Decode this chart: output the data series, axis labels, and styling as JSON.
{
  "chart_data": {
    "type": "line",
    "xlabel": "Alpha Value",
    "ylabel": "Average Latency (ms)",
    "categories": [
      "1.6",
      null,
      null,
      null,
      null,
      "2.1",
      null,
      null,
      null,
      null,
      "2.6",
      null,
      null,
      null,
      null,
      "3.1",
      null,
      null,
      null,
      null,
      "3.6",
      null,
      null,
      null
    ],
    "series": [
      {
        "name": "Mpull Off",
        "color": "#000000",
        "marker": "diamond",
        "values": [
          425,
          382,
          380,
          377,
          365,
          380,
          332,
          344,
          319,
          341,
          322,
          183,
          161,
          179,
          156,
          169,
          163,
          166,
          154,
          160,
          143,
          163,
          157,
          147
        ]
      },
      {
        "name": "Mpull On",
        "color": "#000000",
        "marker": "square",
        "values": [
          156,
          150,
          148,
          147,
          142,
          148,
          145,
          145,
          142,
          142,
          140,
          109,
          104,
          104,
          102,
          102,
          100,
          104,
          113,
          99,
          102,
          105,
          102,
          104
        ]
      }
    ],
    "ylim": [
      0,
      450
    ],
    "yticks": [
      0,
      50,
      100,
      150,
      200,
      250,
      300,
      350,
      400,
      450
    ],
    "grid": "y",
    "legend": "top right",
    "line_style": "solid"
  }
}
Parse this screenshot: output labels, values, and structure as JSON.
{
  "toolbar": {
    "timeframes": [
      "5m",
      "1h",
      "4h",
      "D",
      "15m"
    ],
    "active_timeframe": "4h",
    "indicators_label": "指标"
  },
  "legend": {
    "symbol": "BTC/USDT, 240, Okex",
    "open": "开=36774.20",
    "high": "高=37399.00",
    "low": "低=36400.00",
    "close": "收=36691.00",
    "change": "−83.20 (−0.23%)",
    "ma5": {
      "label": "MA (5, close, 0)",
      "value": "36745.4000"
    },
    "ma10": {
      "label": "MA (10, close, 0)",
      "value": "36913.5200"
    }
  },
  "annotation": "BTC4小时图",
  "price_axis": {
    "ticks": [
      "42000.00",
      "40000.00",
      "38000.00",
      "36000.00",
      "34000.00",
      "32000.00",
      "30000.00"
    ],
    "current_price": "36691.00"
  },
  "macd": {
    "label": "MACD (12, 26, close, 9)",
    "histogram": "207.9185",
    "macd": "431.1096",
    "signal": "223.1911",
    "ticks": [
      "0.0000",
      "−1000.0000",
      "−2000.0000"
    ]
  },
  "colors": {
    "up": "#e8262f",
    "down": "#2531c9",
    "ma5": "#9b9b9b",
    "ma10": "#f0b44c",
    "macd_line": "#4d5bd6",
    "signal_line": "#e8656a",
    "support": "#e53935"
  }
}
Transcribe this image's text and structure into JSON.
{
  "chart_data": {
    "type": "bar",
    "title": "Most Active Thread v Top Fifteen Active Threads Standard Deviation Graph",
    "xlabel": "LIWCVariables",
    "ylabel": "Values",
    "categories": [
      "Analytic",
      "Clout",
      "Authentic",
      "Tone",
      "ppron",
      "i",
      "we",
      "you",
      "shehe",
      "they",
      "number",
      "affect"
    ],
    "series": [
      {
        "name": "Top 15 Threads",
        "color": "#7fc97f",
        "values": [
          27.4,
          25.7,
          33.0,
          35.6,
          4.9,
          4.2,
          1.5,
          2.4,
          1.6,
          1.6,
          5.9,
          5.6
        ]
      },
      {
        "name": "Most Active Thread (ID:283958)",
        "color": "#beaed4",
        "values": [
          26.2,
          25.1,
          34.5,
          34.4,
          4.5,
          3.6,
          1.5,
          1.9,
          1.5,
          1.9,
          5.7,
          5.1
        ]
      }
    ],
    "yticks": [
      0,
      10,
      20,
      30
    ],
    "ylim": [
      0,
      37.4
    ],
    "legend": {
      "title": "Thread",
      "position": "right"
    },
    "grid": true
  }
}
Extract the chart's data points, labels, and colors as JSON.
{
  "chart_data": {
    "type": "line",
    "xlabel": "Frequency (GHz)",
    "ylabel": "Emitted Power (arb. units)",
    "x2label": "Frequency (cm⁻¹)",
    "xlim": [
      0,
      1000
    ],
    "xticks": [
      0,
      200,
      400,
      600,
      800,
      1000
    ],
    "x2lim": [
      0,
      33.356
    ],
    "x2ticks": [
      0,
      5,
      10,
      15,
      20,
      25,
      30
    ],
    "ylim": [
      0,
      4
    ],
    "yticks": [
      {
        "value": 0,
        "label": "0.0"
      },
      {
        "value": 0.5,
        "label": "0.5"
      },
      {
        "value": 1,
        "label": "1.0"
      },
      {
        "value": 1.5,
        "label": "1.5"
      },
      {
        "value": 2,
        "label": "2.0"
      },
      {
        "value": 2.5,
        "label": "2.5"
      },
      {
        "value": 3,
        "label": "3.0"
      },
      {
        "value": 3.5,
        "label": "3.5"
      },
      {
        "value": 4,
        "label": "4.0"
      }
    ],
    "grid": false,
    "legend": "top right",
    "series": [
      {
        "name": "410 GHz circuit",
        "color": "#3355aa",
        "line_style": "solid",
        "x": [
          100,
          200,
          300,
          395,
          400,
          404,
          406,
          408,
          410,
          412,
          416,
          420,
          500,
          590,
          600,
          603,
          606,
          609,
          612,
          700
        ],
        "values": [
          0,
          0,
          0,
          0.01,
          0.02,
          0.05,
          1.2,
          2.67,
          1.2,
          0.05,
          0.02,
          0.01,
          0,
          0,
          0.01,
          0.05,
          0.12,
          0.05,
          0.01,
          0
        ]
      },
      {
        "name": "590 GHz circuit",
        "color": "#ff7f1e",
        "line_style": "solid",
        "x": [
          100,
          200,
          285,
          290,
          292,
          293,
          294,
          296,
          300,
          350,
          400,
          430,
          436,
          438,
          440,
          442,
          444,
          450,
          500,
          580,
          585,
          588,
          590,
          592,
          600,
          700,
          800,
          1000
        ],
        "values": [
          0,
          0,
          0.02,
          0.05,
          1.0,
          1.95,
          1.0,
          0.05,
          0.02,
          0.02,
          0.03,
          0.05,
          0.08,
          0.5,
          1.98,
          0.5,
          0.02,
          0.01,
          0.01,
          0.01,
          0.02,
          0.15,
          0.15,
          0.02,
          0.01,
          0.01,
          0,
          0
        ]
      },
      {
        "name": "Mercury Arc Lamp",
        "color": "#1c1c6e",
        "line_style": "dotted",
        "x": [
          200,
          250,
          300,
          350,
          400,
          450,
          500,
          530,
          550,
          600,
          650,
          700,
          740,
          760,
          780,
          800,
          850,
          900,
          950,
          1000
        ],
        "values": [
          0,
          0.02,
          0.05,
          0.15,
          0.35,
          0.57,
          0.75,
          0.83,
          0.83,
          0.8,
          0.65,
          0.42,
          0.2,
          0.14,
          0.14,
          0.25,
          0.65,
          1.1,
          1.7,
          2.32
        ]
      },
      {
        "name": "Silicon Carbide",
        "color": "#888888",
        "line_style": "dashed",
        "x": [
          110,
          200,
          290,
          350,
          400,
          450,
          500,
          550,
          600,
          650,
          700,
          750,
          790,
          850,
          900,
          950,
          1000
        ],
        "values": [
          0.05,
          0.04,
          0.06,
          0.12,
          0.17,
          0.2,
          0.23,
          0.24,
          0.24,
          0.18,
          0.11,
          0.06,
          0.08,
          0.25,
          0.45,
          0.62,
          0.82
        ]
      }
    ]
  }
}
------------------------------------
**WHAT THIS TASK INVOLVES:**
Copy all lines from the data that hold the word "close".

**ANSWER BELOW:**
    "close": "收=36691.00",
      "label": "MA (5, close, 0)",
      "label": "MA (10, close, 0)",
    "label": "MACD (12, 26, close, 9)",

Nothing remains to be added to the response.